* **Required task**
Emit only the lines from the line containing "Read this page and output its text content." through the last line of the entries, unchanged.

—————

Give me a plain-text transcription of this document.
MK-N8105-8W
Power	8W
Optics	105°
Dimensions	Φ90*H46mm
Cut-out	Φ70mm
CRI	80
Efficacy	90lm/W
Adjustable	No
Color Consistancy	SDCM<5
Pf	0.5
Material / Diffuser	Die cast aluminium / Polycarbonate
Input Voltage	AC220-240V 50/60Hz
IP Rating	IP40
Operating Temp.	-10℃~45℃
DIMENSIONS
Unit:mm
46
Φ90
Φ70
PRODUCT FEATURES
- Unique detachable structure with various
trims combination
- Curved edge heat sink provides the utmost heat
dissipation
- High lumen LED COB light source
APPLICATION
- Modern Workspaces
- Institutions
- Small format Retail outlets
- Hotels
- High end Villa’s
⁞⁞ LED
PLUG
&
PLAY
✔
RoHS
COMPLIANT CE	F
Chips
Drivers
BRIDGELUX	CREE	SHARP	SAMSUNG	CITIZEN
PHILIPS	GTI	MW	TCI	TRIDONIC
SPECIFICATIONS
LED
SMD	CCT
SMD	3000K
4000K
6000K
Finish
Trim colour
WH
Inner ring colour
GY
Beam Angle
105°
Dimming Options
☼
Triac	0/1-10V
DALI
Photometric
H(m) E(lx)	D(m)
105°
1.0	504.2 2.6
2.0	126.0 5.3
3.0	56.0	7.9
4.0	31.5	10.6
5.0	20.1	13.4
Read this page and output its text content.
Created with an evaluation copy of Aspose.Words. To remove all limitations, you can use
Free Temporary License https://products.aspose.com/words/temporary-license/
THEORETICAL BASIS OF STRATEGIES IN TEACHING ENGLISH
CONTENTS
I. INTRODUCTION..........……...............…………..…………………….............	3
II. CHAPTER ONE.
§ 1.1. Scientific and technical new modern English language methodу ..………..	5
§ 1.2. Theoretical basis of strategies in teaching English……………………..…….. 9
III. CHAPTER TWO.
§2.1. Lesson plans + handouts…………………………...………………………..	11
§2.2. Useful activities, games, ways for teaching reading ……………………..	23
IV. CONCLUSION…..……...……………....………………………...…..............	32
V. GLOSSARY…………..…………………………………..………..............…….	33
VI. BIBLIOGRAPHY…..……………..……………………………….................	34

—————

* **Task response**
Read this page and output its text content.
Created with an evaluation copy of Aspose.Words. To remove all limitations, you can use
Free Temporary License https://products.aspose.com/words/temporary-license/
THEORETICAL BASIS OF STRATEGIES IN TEACHING ENGLISH
CONTENTS
I. INTRODUCTION..........……...............…………..…………………….............	3
II. CHAPTER ONE.
§ 1.1. Scientific and technical new modern English language methodу ..………..	5
§ 1.2. Theoretical basis of strategies in teaching English……………………..…….. 9
III. CHAPTER TWO.
§2.1. Lesson plans + handouts…………………………...………………………..	11
§2.2. Useful activities, games, ways for teaching reading ……………………..	23
IV. CONCLUSION…..……...……………....………………………...…..............	32
V. GLOSSARY…………..…………………………………..………..............…….	33
VI. BIBLIOGRAPHY…..……………..……………………………….................	34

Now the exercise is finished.